[Given instruction]
Show each line that has the string "Vazão" in it.

[Stored data entries]
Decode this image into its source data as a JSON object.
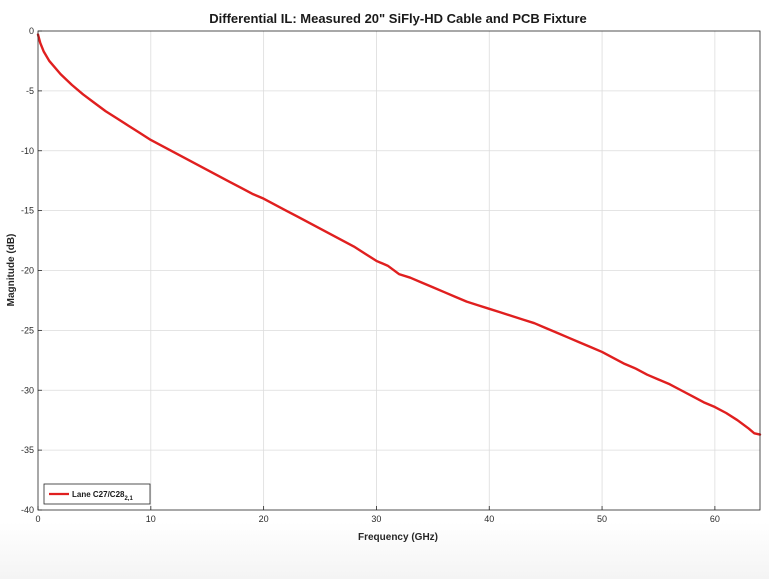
{
  "chart_data": {
    "type": "line",
    "title": "Differential IL: Measured 20\" SiFly-HD Cable and PCB Fixture",
    "xlabel": "Frequency (GHz)",
    "ylabel": "Magnitude (dB)",
    "xlim": [
      0,
      64
    ],
    "ylim": [
      -40,
      0
    ],
    "xticks": [
      0,
      10,
      20,
      30,
      40,
      50,
      60
    ],
    "xtick_labels": [
      "0",
      "10",
      "20",
      "30",
      "40",
      "50",
      "60"
    ],
    "yticks": [
      0,
      -5,
      -10,
      -15,
      -20,
      -25,
      -30,
      -35,
      -40
    ],
    "ytick_labels": [
      "0",
      "-5",
      "-10",
      "-15",
      "-20",
      "-25",
      "-30",
      "-35",
      "-40"
    ],
    "grid": true,
    "legend_position": "bottom-left",
    "series": [
      {
        "name": "Lane C27/C28",
        "name_subscript": "2,1",
        "color": "#e01f1f",
        "x": [
          0,
          0.2,
          0.5,
          1,
          2,
          3,
          4,
          5,
          6,
          7,
          8,
          9,
          10,
          11,
          12,
          13,
          14,
          15,
          16,
          17,
          18,
          19,
          20,
          21,
          22,
          23,
          24,
          25,
          26,
          27,
          28,
          29,
          30,
          31,
          32,
          33,
          34,
          35,
          36,
          37,
          38,
          39,
          40,
          41,
          42,
          43,
          44,
          45,
          46,
          47,
          48,
          49,
          50,
          51,
          52,
          53,
          54,
          55,
          56,
          57,
          58,
          59,
          60,
          61,
          62,
          63,
          63.5,
          64
        ],
        "y": [
          -0.3,
          -1.0,
          -1.7,
          -2.5,
          -3.6,
          -4.5,
          -5.3,
          -6.0,
          -6.7,
          -7.3,
          -7.9,
          -8.5,
          -9.1,
          -9.6,
          -10.1,
          -10.6,
          -11.1,
          -11.6,
          -12.1,
          -12.6,
          -13.1,
          -13.6,
          -14.0,
          -14.5,
          -15.0,
          -15.5,
          -16.0,
          -16.5,
          -17.0,
          -17.5,
          -18.0,
          -18.6,
          -19.2,
          -19.6,
          -20.3,
          -20.6,
          -21.0,
          -21.4,
          -21.8,
          -22.2,
          -22.6,
          -22.9,
          -23.2,
          -23.5,
          -23.8,
          -24.1,
          -24.4,
          -24.8,
          -25.2,
          -25.6,
          -26.0,
          -26.4,
          -26.8,
          -27.3,
          -27.8,
          -28.2,
          -28.7,
          -29.1,
          -29.5,
          -30.0,
          -30.5,
          -31.0,
          -31.4,
          -31.9,
          -32.5,
          -33.2,
          -33.6,
          -33.7
        ]
      }
    ]
  }
}
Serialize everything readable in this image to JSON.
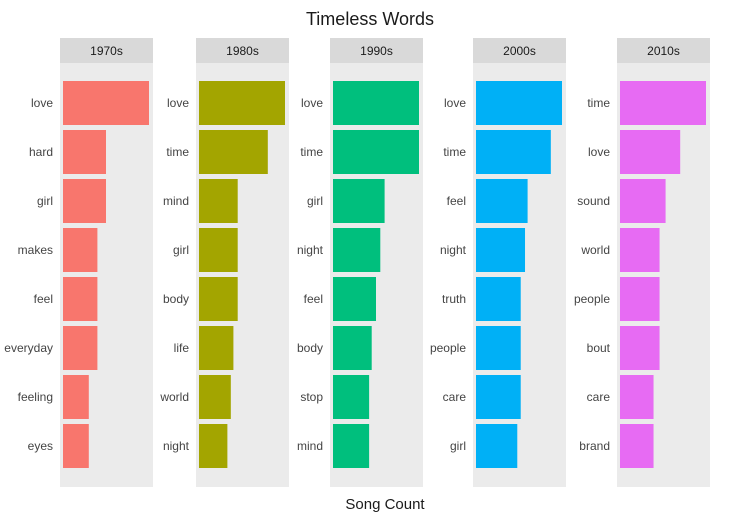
{
  "chart_data": {
    "type": "bar",
    "orientation": "horizontal",
    "title": "Timeless Words",
    "xlabel": "Song Count",
    "ylabel": "",
    "grid": false,
    "legend": "none",
    "facets": [
      {
        "name": "1970s",
        "color": "#F8766D",
        "categories": [
          "love",
          "hard",
          "girl",
          "makes",
          "feel",
          "everyday",
          "feeling",
          "eyes"
        ],
        "values": [
          10,
          5,
          5,
          4,
          4,
          4,
          3,
          3
        ]
      },
      {
        "name": "1980s",
        "color": "#A3A500",
        "categories": [
          "love",
          "time",
          "mind",
          "girl",
          "body",
          "life",
          "world",
          "night"
        ],
        "values": [
          10,
          8,
          4.5,
          4.5,
          4.5,
          4,
          3.7,
          3.3
        ]
      },
      {
        "name": "1990s",
        "color": "#00BF7D",
        "categories": [
          "love",
          "time",
          "girl",
          "night",
          "feel",
          "body",
          "stop",
          "mind"
        ],
        "values": [
          10,
          10,
          6,
          5.5,
          5,
          4.5,
          4.2,
          4.2
        ]
      },
      {
        "name": "2000s",
        "color": "#00B0F6",
        "categories": [
          "love",
          "time",
          "feel",
          "night",
          "truth",
          "people",
          "care",
          "girl"
        ],
        "values": [
          10,
          8.7,
          6,
          5.7,
          5.2,
          5.2,
          5.2,
          4.8
        ]
      },
      {
        "name": "2010s",
        "color": "#E76BF3",
        "categories": [
          "time",
          "love",
          "sound",
          "world",
          "people",
          "bout",
          "care",
          "brand"
        ],
        "values": [
          10,
          7,
          5.3,
          4.6,
          4.6,
          4.6,
          3.9,
          3.9
        ]
      }
    ]
  }
}
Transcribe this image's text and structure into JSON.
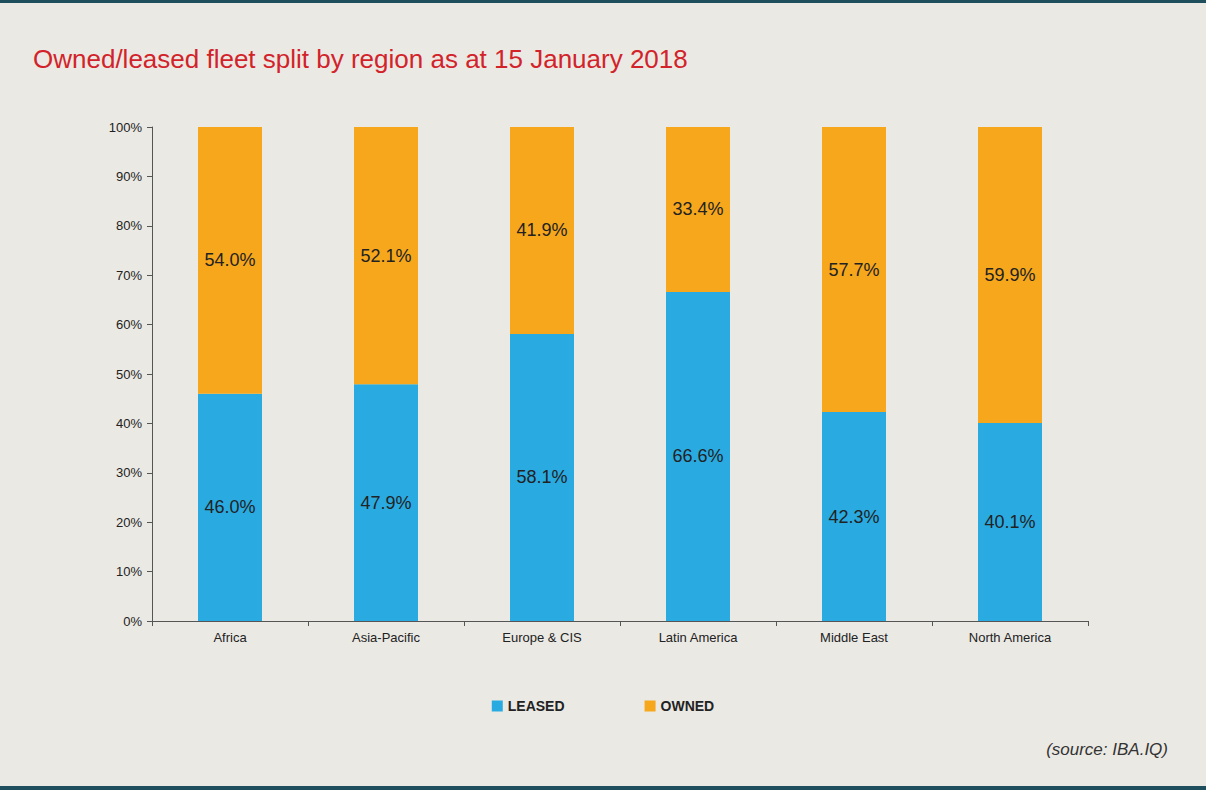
{
  "chart_data": {
    "type": "bar",
    "title": "Owned/leased fleet split by region as at 15 January 2018",
    "annotations": [
      "(source: IBA.IQ)"
    ],
    "categories": [
      "Africa",
      "Asia-Pacific",
      "Europe & CIS",
      "Latin America",
      "Middle East",
      "North America"
    ],
    "series": [
      {
        "name": "LEASED",
        "color": "#29abe2",
        "values": [
          46.0,
          47.9,
          58.1,
          66.6,
          42.3,
          40.1
        ],
        "value_labels": [
          "46.0%",
          "47.9%",
          "58.1%",
          "66.6%",
          "42.3%",
          "40.1%"
        ]
      },
      {
        "name": "OWNED",
        "color": "#f7a71c",
        "values": [
          54.0,
          52.1,
          41.9,
          33.4,
          57.7,
          59.9
        ],
        "value_labels": [
          "54.0%",
          "52.1%",
          "41.9%",
          "33.4%",
          "57.7%",
          "59.9%"
        ]
      }
    ],
    "ylim": [
      0,
      100
    ],
    "yticks": [
      {
        "value": 0,
        "label": "0%"
      },
      {
        "value": 10,
        "label": "10%"
      },
      {
        "value": 20,
        "label": "20%"
      },
      {
        "value": 30,
        "label": "30%"
      },
      {
        "value": 40,
        "label": "40%"
      },
      {
        "value": 50,
        "label": "50%"
      },
      {
        "value": 60,
        "label": "60%"
      },
      {
        "value": 70,
        "label": "70%"
      },
      {
        "value": 80,
        "label": "80%"
      },
      {
        "value": 90,
        "label": "90%"
      },
      {
        "value": 100,
        "label": "100%"
      }
    ],
    "stacked": true,
    "data_labels": true,
    "grid": false,
    "legend": "bottom"
  }
}
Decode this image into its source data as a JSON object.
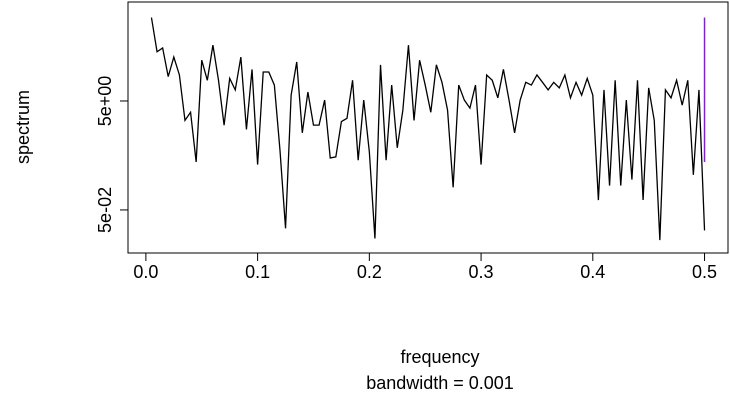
{
  "chart_data": {
    "type": "line",
    "xlabel": "frequency",
    "subtitle": "bandwidth = 0.001",
    "ylabel": "spectrum",
    "log_y": true,
    "color": "#000000",
    "ci_color": "#7d26cd",
    "x": [
      0.005,
      0.01,
      0.015,
      0.02,
      0.025,
      0.03,
      0.035,
      0.04,
      0.045,
      0.05,
      0.055,
      0.06,
      0.065,
      0.07,
      0.075,
      0.08,
      0.085,
      0.09,
      0.095,
      0.1,
      0.105,
      0.11,
      0.115,
      0.12,
      0.125,
      0.13,
      0.135,
      0.14,
      0.145,
      0.15,
      0.155,
      0.16,
      0.165,
      0.17,
      0.175,
      0.18,
      0.185,
      0.19,
      0.195,
      0.2,
      0.205,
      0.21,
      0.215,
      0.22,
      0.225,
      0.23,
      0.235,
      0.24,
      0.245,
      0.25,
      0.255,
      0.26,
      0.265,
      0.27,
      0.275,
      0.28,
      0.285,
      0.29,
      0.295,
      0.3,
      0.305,
      0.31,
      0.315,
      0.32,
      0.325,
      0.33,
      0.335,
      0.34,
      0.345,
      0.35,
      0.355,
      0.36,
      0.365,
      0.37,
      0.375,
      0.38,
      0.385,
      0.39,
      0.395,
      0.4,
      0.405,
      0.41,
      0.415,
      0.42,
      0.425,
      0.43,
      0.435,
      0.44,
      0.445,
      0.45,
      0.455,
      0.46,
      0.465,
      0.47,
      0.475,
      0.48,
      0.485,
      0.49,
      0.495,
      0.5
    ],
    "values": [
      170,
      40,
      47,
      14,
      32,
      15,
      2.2,
      3.1,
      0.38,
      28,
      12,
      53,
      12,
      1.8,
      13,
      8,
      32,
      1.5,
      19,
      0.34,
      17,
      17,
      9.8,
      0.63,
      0.023,
      6.4,
      26,
      1.3,
      7.3,
      1.8,
      1.8,
      5.2,
      0.45,
      0.47,
      2.1,
      2.4,
      12,
      0.41,
      5.2,
      0.58,
      0.015,
      23,
      0.41,
      9.8,
      0.69,
      3.4,
      53,
      2.2,
      28,
      9.8,
      3.1,
      23,
      11,
      3.4,
      0.13,
      9.8,
      5.2,
      3.7,
      9.8,
      0.34,
      15,
      12,
      5.7,
      19,
      5.2,
      1.3,
      5.2,
      11,
      9.8,
      15,
      11,
      8,
      11,
      8.7,
      15,
      5.7,
      11,
      6.4,
      13,
      6.4,
      0.076,
      8,
      0.14,
      12,
      0.14,
      5.2,
      0.18,
      12,
      0.076,
      8.7,
      2.2,
      0.014,
      8,
      5.7,
      12,
      4.2,
      12,
      0.22,
      8,
      0.021
    ],
    "ci": [
      0.38,
      170
    ],
    "xlim": [
      -0.016,
      0.521
    ],
    "xticks": [
      {
        "value": 0,
        "label": "0.0"
      },
      0.1,
      0.2,
      0.3,
      0.4,
      0.5
    ],
    "ylim": [
      0.0081,
      328
    ],
    "yticks": [
      {
        "value": 0.05,
        "label": "5e-02"
      },
      {
        "value": 5,
        "label": "5e+00"
      }
    ]
  }
}
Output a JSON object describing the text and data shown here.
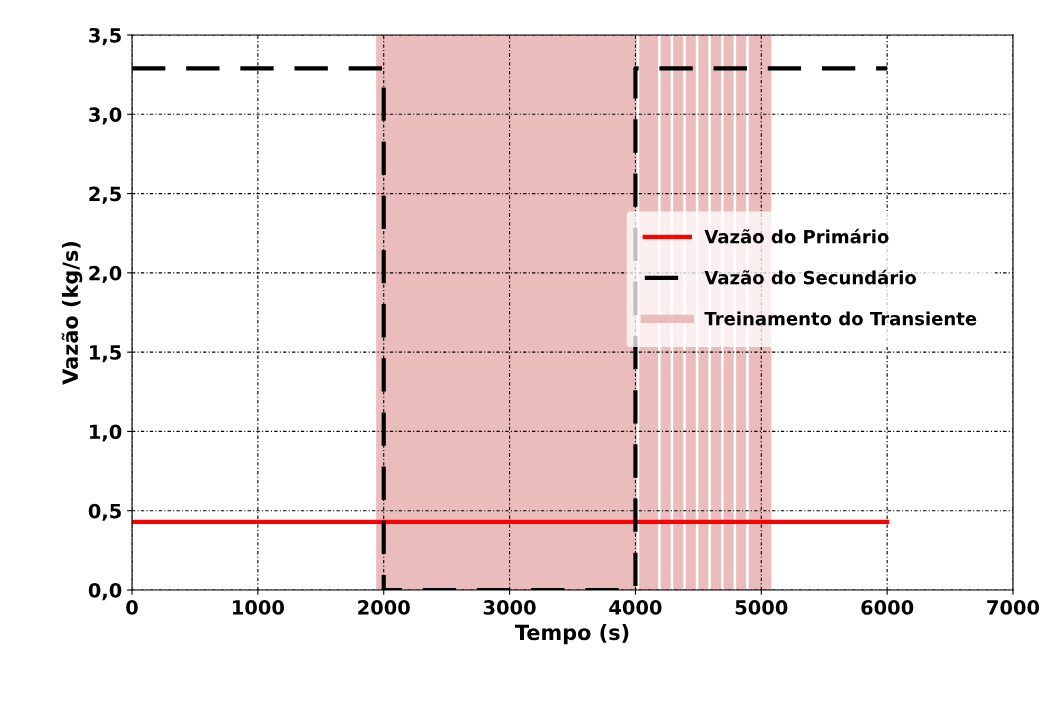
{
  "chart_data": {
    "type": "line",
    "xlabel": "Tempo (s)",
    "ylabel": "Vazão (kg/s)",
    "series": [
      {
        "name": "Vazão do Primário",
        "color": "#ff0000",
        "x": [
          0,
          6000
        ],
        "values": [
          0.43,
          0.43
        ],
        "line_style": "solid"
      },
      {
        "name": "Vazão do Secundário",
        "color": "#000000",
        "x": [
          0,
          2000,
          2000,
          4000,
          4000,
          6000
        ],
        "values": [
          3.29,
          3.29,
          0,
          0,
          3.29,
          3.29
        ],
        "line_style": "dashed"
      }
    ],
    "bands": [
      {
        "axis": "x",
        "from": 1940,
        "to": 4010,
        "label": "Treinamento do Transiente",
        "color": "#ebbcbc"
      },
      {
        "axis": "x",
        "from": 4030,
        "to": 4180,
        "color": "#ebbcbc"
      },
      {
        "axis": "x",
        "from": 4200,
        "to": 4280,
        "color": "#ebbcbc"
      },
      {
        "axis": "x",
        "from": 4300,
        "to": 4380,
        "color": "#ebbcbc"
      },
      {
        "axis": "x",
        "from": 4400,
        "to": 4480,
        "color": "#ebbcbc"
      },
      {
        "axis": "x",
        "from": 4500,
        "to": 4580,
        "color": "#ebbcbc"
      },
      {
        "axis": "x",
        "from": 4600,
        "to": 4680,
        "color": "#ebbcbc"
      },
      {
        "axis": "x",
        "from": 4700,
        "to": 4780,
        "color": "#ebbcbc"
      },
      {
        "axis": "x",
        "from": 4800,
        "to": 4880,
        "color": "#ebbcbc"
      },
      {
        "axis": "x",
        "from": 4900,
        "to": 5080,
        "color": "#ebbcbc"
      }
    ],
    "xlim": [
      0,
      7000
    ],
    "xticks": [
      0,
      1000,
      2000,
      3000,
      4000,
      5000,
      6000,
      7000
    ],
    "ylim": [
      0,
      3.5
    ],
    "yticks": [
      {
        "value": 0,
        "label": "0,0"
      },
      {
        "value": 0.5,
        "label": "0,5"
      },
      {
        "value": 1,
        "label": "1,0"
      },
      {
        "value": 1.5,
        "label": "1,5"
      },
      {
        "value": 2,
        "label": "2,0"
      },
      {
        "value": 2.5,
        "label": "2,5"
      },
      {
        "value": 3,
        "label": "3,0"
      },
      {
        "value": 3.5,
        "label": "3,5"
      }
    ],
    "grid": true,
    "legend": "right"
  }
}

[Expected answer]
    "ylabel": "Vazão (kg/s)",
        "name": "Vazão do Primário",
        "name": "Vazão do Secundário",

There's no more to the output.